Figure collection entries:

* * *

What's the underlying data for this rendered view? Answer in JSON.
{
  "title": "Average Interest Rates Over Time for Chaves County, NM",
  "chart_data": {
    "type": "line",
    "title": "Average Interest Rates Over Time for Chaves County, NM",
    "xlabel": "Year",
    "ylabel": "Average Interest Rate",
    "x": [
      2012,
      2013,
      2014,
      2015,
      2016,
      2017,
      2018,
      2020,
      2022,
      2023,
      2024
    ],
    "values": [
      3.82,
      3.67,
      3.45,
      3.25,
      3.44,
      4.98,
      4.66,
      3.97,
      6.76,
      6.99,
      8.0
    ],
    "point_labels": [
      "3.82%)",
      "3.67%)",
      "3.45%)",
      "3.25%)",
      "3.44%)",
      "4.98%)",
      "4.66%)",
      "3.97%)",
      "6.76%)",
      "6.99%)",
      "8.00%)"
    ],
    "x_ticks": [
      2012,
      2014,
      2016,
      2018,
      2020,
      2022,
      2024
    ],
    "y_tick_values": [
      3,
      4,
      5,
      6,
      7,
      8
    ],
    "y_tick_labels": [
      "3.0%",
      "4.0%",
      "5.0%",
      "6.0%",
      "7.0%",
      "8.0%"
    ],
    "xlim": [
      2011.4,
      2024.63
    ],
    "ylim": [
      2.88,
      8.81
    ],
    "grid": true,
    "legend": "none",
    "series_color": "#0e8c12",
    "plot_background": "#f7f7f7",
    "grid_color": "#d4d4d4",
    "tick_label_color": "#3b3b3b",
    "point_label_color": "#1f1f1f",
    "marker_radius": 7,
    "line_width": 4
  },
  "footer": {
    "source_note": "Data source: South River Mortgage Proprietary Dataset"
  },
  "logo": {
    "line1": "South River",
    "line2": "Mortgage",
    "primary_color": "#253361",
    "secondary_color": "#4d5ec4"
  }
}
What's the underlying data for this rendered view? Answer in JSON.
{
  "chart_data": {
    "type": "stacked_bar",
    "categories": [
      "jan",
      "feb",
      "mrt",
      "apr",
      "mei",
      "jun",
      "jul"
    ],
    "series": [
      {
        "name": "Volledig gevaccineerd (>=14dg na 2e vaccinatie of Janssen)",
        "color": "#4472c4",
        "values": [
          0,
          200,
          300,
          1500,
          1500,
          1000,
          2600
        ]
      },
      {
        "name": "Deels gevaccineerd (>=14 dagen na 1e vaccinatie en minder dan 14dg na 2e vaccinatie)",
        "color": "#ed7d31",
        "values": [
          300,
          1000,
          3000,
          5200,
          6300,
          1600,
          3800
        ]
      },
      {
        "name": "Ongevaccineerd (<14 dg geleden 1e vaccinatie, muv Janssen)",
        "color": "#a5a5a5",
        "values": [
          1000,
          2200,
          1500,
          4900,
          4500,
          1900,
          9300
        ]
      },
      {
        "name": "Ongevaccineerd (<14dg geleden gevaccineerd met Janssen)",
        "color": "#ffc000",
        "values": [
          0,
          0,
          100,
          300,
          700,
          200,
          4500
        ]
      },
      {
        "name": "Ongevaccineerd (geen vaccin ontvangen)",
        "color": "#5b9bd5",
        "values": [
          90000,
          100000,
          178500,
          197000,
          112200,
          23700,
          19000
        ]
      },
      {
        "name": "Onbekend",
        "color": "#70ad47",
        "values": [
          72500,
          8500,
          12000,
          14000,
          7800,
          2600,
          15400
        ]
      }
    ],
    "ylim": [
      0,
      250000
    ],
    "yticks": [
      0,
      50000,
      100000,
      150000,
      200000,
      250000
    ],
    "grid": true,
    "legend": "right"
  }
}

* * *

*WORK INSTRUCTIONS*.
Go back to the listing above and please repeat it exactly.

*EXERCISE OUTPUT*.
What's the underlying data for this rendered view? Answer in JSON.
{
  "title": "Average Interest Rates Over Time for Chaves County, NM",
  "chart_data": {
    "type": "line",
    "title": "Average Interest Rates Over Time for Chaves County, NM",
    "xlabel": "Year",
    "ylabel": "Average Interest Rate",
    "x": [
      2012,
      2013,
      2014,
      2015,
      2016,
      2017,
      2018,
      2020,
      2022,
      2023,
      2024
    ],
    "values": [
      3.82,
      3.67,
      3.45,
      3.25,
      3.44,
      4.98,
      4.66,
      3.97,
      6.76,
      6.99,
      8.0
    ],
    "point_labels": [
      "3.82%)",
      "3.67%)",
      "3.45%)",
      "3.25%)",
      "3.44%)",
      "4.98%)",
      "4.66%)",
      "3.97%)",
      "6.76%)",
      "6.99%)",
      "8.00%)"
    ],
    "x_ticks": [
      2012,
      2014,
      2016,
      2018,
      2020,
      2022,
      2024
    ],
    "y_tick_values": [
      3,
      4,
      5,
      6,
      7,
      8
    ],
    "y_tick_labels": [
      "3.0%",
      "4.0%",
      "5.0%",
      "6.0%",
      "7.0%",
      "8.0%"
    ],
    "xlim": [
      2011.4,
      2024.63
    ],
    "ylim": [
      2.88,
      8.81
    ],
    "grid": true,
    "legend": "none",
    "series_color": "#0e8c12",
    "plot_background": "#f7f7f7",
    "grid_color": "#d4d4d4",
    "tick_label_color": "#3b3b3b",
    "point_label_color": "#1f1f1f",
    "marker_radius": 7,
    "line_width": 4
  },
  "footer": {
    "source_note": "Data source: South River Mortgage Proprietary Dataset"
  },
  "logo": {
    "line1": "South River",
    "line2": "Mortgage",
    "primary_color": "#253361",
    "secondary_color": "#4d5ec4"
  }
}
What's the underlying data for this rendered view? Answer in JSON.
{
  "chart_data": {
    "type": "stacked_bar",
    "categories": [
      "jan",
      "feb",
      "mrt",
      "apr",
      "mei",
      "jun",
      "jul"
    ],
    "series": [
      {
        "name": "Volledig gevaccineerd (>=14dg na 2e vaccinatie of Janssen)",
        "color": "#4472c4",
        "values": [
          0,
          200,
          300,
          1500,
          1500,
          1000,
          2600
        ]
      },
      {
        "name": "Deels gevaccineerd (>=14 dagen na 1e vaccinatie en minder dan 14dg na 2e vaccinatie)",
        "color": "#ed7d31",
        "values": [
          300,
          1000,
          3000,
          5200,
          6300,
          1600,
          3800
        ]
      },
      {
        "name": "Ongevaccineerd (<14 dg geleden 1e vaccinatie, muv Janssen)",
        "color": "#a5a5a5",
        "values": [
          1000,
          2200,
          1500,
          4900,
          4500,
          1900,
          9300
        ]
      },
      {
        "name": "Ongevaccineerd (<14dg geleden gevaccineerd met Janssen)",
        "color": "#ffc000",
        "values": [
          0,
          0,
          100,
          300,
          700,
          200,
          4500
        ]
      },
      {
        "name": "Ongevaccineerd (geen vaccin ontvangen)",
        "color": "#5b9bd5",
        "values": [
          90000,
          100000,
          178500,
          197000,
          112200,
          23700,
          19000
        ]
      },
      {
        "name": "Onbekend",
        "color": "#70ad47",
        "values": [
          72500,
          8500,
          12000,
          14000,
          7800,
          2600,
          15400
        ]
      }
    ],
    "ylim": [
      0,
      250000
    ],
    "yticks": [
      0,
      50000,
      100000,
      150000,
      200000,
      250000
    ],
    "grid": true,
    "legend": "right"
  }
}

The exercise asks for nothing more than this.